- _Stated goal_: According to the curved cube passage, which program was used to build the two animations of the spinning cube?

The Best of Demos with Positive Impact

An Online Resource for Mathematics Instructors

Home About Contact Algebra Geometry Calculus More


The Curved Cube

To get a feel for this demo try this. Take a solid cube with rods attached at diagonally opposite vertices. (See Figure 1.) Hold the rods horizontally and rapidly spin the cube. You should see a curved outline formed by the spinning cube. Our objective is to discover how the straight edges of the cube trace a curve using the vertices as the cube spins. In addition, a formula for the curve will be developed, displayed step-by-step, and geometric features are supplied. In order to show the images of the rotation of the cube a program was used.

Figure 1. Figure 1.

Background and Math Tools

For the one instant in time shown in Figure 1 the upper outline is simply three lines which we outlined in Figure 2, but as the cube is rotated that outline changes. What we see as the cube is quickly rotated is the points on the edge of the cube when they appear to be at a maximum distance from the center of rotation.

Figure 2. Figure 2.

A simulation of this behavior can be generated by using a Styrofoam cube with a nail inserted in a corner. Next, insert the nail in the chuck of a variable speed drill, tighten the drill chuck, and experiment with drill speeds to generate a view of the behavior of the points on the edges of the cube as described above. See Figure 3.

Figure 3. Figure 3.

The two animations below simulate the action of the cube spinning in the drill. These animations were constructed in MATLAB. In both animations you can see an arc that appears at the top and bottom. This is much easier to see in the "slower" image.

Rotating Cube 3D.

Rotating Cube 3D.

Slow Cube Faces 2D.

Slow Cube Faces 2D.

The Mathematical Model

To determine the equations for the visual outline of the spinning cube we assume that the edge of the cube is one unit with point O at the origin (0, 0, 0) and point P at (1, 1, 1). The line segment OP is the axis of revolution and point A is (0, 0, 1) with B at (0, 1, 1) as shown in Figure 4.

Figure 4.

Figure 4.

- _Data_:

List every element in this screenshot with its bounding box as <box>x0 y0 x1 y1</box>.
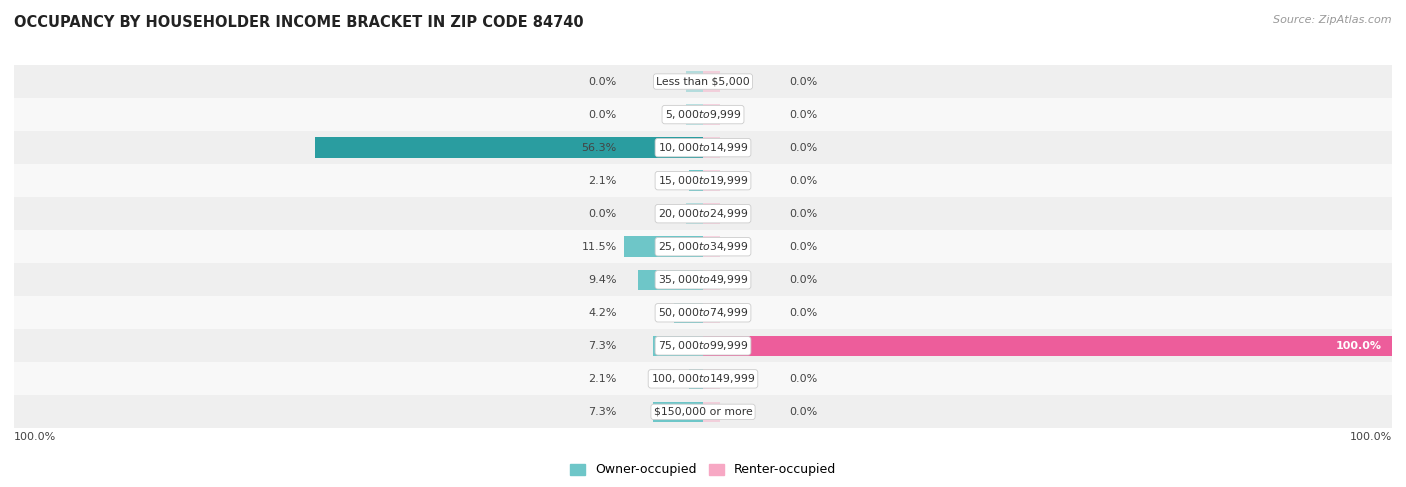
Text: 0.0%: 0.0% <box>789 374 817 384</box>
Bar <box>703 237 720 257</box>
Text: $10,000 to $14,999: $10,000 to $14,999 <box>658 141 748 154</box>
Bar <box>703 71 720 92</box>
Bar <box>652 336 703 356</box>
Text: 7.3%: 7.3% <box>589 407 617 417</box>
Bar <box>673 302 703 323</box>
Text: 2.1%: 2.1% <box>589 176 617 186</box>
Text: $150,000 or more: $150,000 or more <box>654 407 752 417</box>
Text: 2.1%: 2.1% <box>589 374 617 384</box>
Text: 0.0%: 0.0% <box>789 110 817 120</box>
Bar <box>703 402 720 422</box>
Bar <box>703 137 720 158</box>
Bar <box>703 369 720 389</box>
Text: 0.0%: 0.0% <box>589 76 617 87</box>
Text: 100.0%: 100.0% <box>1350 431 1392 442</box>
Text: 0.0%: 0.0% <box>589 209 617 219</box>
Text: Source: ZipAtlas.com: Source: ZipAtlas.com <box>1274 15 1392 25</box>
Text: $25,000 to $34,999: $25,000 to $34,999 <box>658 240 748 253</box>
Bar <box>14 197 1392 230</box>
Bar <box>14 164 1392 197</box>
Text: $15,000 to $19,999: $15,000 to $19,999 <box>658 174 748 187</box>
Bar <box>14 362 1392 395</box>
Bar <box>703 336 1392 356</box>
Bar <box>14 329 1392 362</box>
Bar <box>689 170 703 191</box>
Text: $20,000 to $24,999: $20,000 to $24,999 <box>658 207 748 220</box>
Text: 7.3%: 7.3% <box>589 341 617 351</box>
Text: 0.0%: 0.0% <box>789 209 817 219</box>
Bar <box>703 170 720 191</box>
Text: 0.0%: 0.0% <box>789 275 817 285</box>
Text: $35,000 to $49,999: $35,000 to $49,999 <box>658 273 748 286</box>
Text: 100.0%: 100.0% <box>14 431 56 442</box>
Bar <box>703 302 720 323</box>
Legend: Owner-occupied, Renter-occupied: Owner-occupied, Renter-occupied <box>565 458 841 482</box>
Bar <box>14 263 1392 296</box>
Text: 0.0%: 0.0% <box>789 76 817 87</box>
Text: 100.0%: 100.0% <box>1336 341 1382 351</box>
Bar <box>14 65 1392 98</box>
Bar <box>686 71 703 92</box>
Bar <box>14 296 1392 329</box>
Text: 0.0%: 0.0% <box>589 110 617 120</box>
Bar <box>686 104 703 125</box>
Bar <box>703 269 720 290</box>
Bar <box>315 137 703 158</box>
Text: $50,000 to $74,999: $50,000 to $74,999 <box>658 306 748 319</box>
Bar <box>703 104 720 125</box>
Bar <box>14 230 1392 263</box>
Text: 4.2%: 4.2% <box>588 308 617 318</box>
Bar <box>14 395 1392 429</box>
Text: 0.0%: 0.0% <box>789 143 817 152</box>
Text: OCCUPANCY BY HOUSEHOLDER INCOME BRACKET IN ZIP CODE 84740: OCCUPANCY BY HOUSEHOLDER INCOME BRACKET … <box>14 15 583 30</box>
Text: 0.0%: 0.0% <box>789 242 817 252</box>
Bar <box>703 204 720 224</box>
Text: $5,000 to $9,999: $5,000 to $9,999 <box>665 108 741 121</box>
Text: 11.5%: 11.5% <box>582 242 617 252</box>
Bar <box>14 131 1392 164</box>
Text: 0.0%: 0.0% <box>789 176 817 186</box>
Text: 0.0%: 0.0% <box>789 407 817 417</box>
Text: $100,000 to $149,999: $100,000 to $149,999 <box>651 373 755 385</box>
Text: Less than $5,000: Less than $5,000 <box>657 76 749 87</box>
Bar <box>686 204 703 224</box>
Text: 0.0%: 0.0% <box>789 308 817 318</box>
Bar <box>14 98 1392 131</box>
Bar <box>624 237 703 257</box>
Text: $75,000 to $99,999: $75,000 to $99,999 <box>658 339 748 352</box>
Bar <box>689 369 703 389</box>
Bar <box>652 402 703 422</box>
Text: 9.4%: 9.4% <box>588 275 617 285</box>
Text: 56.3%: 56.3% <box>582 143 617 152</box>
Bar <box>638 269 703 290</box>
---
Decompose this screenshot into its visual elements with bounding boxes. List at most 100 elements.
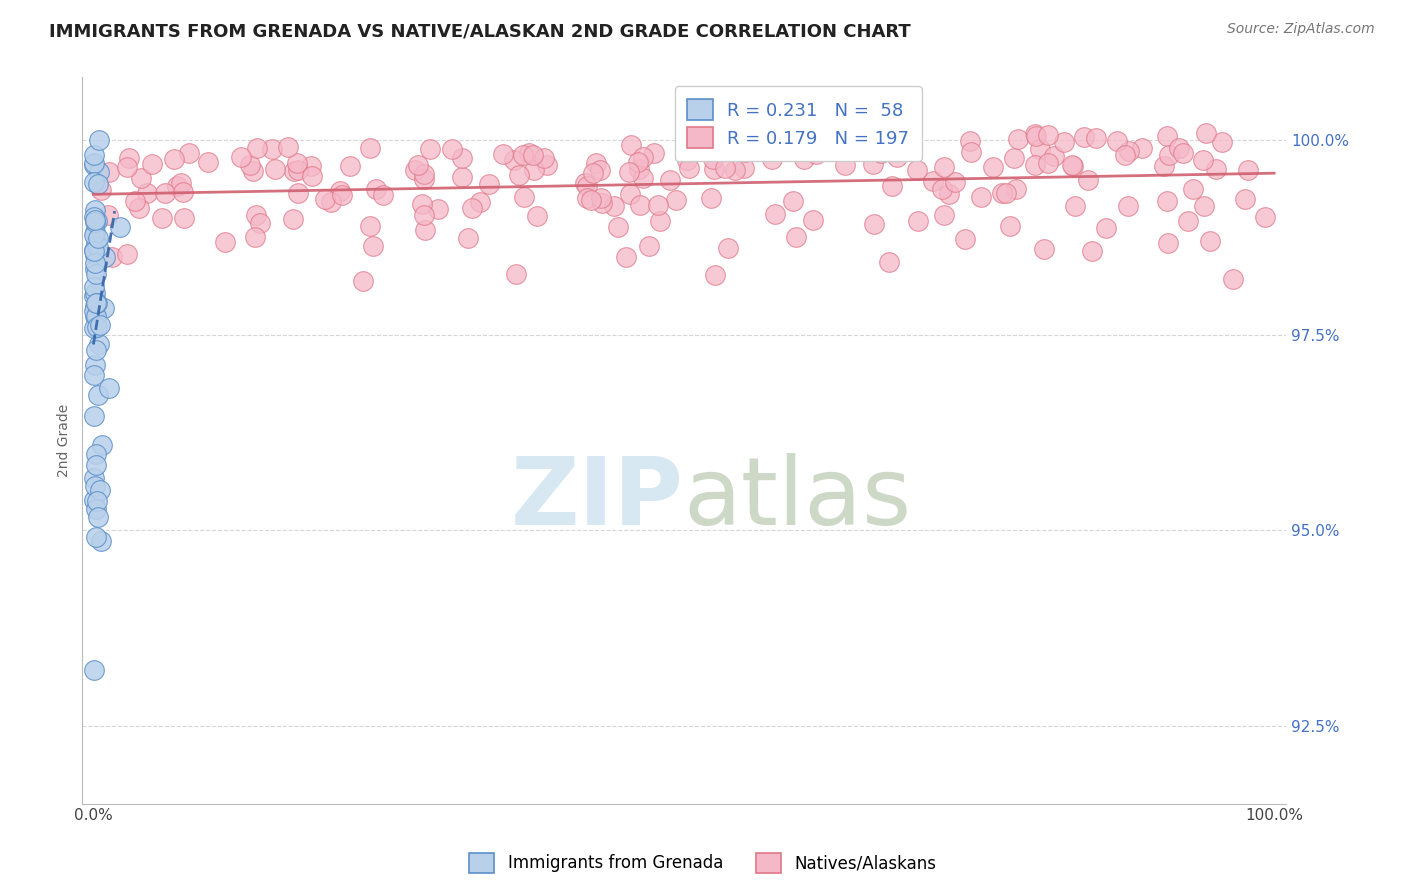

- _Worked answer_: MATLAB.